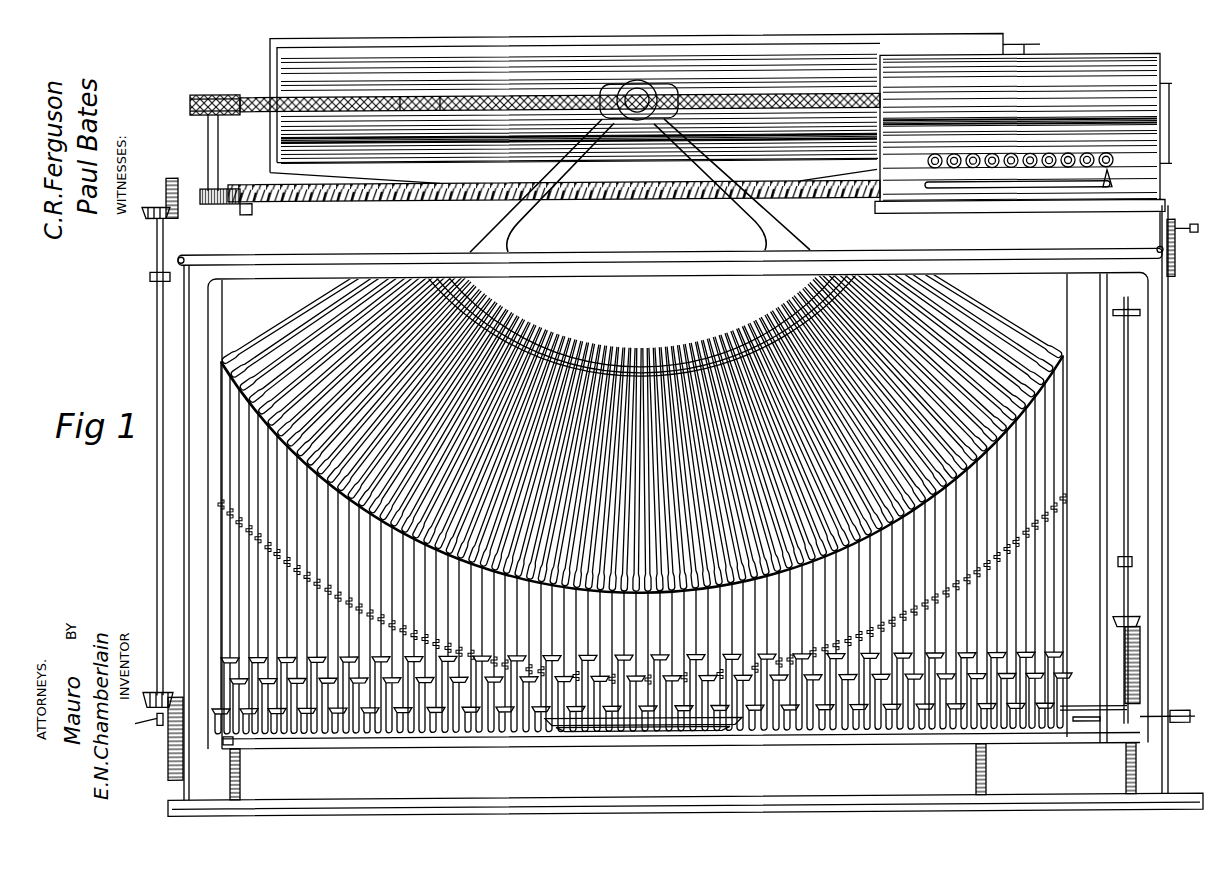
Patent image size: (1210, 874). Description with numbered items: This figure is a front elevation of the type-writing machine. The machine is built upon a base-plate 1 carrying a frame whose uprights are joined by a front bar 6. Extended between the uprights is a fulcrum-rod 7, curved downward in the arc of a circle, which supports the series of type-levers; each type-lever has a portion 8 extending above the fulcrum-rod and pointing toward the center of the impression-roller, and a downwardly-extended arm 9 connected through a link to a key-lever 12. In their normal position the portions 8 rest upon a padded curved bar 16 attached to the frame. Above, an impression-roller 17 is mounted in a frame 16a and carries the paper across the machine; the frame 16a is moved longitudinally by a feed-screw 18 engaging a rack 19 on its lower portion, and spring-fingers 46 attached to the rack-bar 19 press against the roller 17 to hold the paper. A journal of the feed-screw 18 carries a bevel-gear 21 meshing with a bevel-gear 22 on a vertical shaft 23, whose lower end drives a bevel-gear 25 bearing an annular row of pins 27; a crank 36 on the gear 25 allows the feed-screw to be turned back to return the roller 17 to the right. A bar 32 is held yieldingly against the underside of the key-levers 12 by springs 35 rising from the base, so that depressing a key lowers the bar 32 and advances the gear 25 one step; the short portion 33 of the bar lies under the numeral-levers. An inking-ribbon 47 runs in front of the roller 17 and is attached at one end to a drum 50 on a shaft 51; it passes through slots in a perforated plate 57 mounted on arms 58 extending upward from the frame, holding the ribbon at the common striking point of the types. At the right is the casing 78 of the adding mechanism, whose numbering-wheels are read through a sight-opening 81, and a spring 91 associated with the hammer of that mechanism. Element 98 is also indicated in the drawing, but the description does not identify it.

The base-plate 1 is at (722, 800).
The front bar 6 is at (330, 254).
The fulcrum-rod 7 is at (1067, 348).
The type-lever portion 8 is at (308, 338).
The downwardly-extended arm 9 is at (232, 480).
The key-lever 12 is at (240, 616).
The curved bar 16 is at (908, 290).
The frame 16a is at (330, 46).
The impression-roller 17 is at (540, 90).
The feed-screw 18 is at (272, 203).
The rack 19 is at (492, 183).
The bevel-gear 21 is at (167, 187).
The bevel-gear 22 is at (148, 222).
The vertical shaft 23 is at (158, 385).
The bevel-gear 25 is at (170, 760).
The pins 27 is at (172, 780).
The bar 32 is at (628, 740).
The short portion of the bar 33 is at (1025, 740).
The springs 35 is at (1127, 773).
The crank 36 is at (150, 728).
The spring-fingers 46 is at (252, 182).
The inking-ribbon 47 is at (428, 92).
The drum 50 is at (238, 95).
The shaft 51 is at (208, 150).
The perforated plate 57 is at (645, 82).
The arms 58 is at (528, 223).
The casing 78 is at (1058, 58).
The sight-opening 81 is at (1104, 165).
The spring 91 is at (1114, 185).
The stop 98 is at (985, 730).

===

Instructions to follow: Show each line of the items above that contains the word "shaft", copied in full.

Reply to the exercise:
Patent image size: (1210, 874). Description with numbered items: This figure is a front elevation of the type-writing machine. The machine is built upon a base-plate 1 carrying a frame whose uprights are joined by a front bar 6. Extended between the uprights is a fulcrum-rod 7, curved downward in the arc of a circle, which supports the series of type-levers; each type-lever has a portion 8 extending above the fulcrum-rod and pointing toward the center of the impression-roller, and a downwardly-extended arm 9 connected through a link to a key-lever 12. In their normal position the portions 8 rest upon a padded curved bar 16 attached to the frame. Above, an impression-roller 17 is mounted in a frame 16a and carries the paper across the machine; the frame 16a is moved longitudinally by a feed-screw 18 engaging a rack 19 on its lower portion, and spring-fingers 46 attached to the rack-bar 19 press against the roller 17 to hold the paper. A journal of the feed-screw 18 carries a bevel-gear 21 meshing with a bevel-gear 22 on a vertical shaft 23, whose lower end drives a bevel-gear 25 bearing an annular row of pins 27; a crank 36 on the gear 25 allows the feed-screw to be turned back to return the roller 17 to the right. A bar 32 is held yieldingly against the underside of the key-levers 12 by springs 35 rising from the base, so that depressing a key lowers the bar 32 and advances the gear 25 one step; the short portion 33 of the bar lies under the numeral-levers. An inking-ribbon 47 runs in front of the roller 17 and is attached at one end to a drum 50 on a shaft 51; it passes through slots in a perforated plate 57 mounted on arms 58 extending upward from the frame, holding the ribbon at the common striking point of the types. At the right is the casing 78 of the adding mechanism, whose numbering-wheels are read through a sight-opening 81, and a spring 91 associated with the hammer of that mechanism. Element 98 is also indicated in the drawing, but the description does not identify it.
The vertical shaft 23 is at (158, 385).
The shaft 51 is at (208, 150).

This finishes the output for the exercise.